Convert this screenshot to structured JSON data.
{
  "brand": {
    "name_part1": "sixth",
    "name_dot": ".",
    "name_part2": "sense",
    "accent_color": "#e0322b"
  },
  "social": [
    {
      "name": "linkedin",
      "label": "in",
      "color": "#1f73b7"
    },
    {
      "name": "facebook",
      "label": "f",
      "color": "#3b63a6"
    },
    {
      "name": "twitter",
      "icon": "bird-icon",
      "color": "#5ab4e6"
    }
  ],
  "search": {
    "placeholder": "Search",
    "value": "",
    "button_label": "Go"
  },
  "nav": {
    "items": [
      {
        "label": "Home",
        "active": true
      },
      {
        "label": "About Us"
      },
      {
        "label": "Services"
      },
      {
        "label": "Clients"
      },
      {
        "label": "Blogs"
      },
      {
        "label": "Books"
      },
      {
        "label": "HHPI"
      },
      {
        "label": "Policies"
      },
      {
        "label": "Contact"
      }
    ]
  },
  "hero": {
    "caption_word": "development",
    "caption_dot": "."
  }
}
-------------------------
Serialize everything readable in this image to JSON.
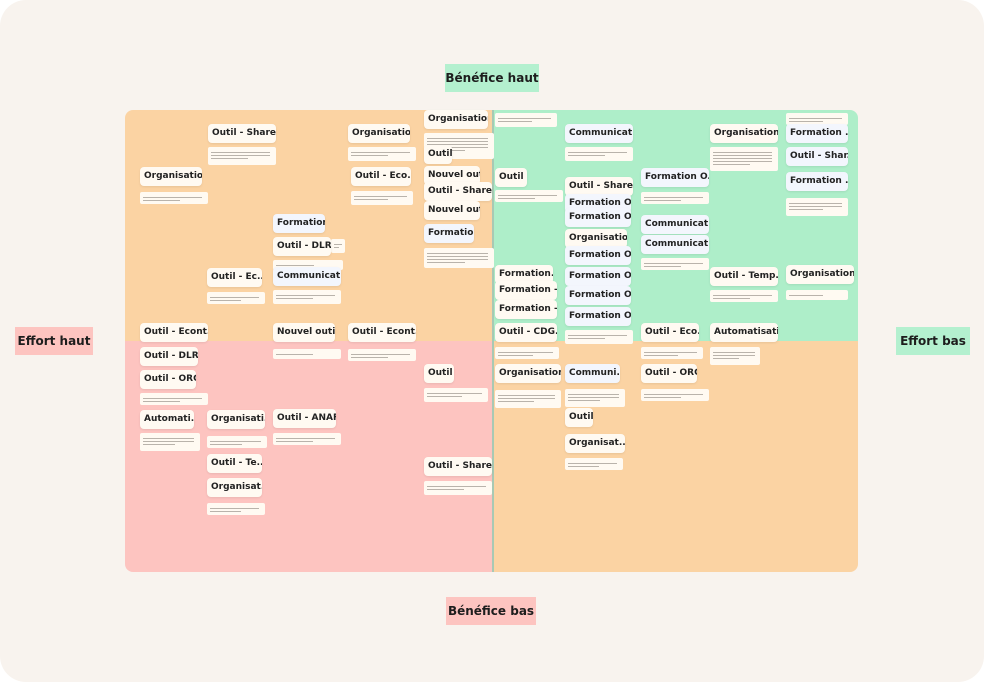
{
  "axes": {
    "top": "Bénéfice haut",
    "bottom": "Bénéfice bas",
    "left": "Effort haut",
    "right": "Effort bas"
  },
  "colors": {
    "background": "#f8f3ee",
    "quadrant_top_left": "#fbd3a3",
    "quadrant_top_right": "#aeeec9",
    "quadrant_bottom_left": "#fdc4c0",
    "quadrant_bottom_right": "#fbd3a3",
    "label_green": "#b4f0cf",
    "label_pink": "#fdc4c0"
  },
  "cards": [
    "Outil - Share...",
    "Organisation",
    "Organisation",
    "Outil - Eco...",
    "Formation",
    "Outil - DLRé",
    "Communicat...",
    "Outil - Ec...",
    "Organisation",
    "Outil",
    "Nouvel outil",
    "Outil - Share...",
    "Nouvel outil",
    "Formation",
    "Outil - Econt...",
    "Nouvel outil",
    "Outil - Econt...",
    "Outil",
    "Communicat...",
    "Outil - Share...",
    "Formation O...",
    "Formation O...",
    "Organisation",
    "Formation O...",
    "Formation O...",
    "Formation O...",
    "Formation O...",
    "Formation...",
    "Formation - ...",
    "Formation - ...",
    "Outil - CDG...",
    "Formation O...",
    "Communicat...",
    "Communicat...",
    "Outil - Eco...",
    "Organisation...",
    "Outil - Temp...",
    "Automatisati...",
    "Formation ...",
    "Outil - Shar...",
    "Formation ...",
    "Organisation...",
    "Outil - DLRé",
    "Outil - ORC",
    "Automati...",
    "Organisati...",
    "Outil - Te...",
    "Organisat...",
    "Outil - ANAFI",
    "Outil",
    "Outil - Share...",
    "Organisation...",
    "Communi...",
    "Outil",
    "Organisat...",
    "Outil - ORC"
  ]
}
-------------------------
Request => Each line that has the word "JSON" should be copied.

Result below =>
Convert this screenshot to structured JSON data.
Serialize everything readable in this image to JSON.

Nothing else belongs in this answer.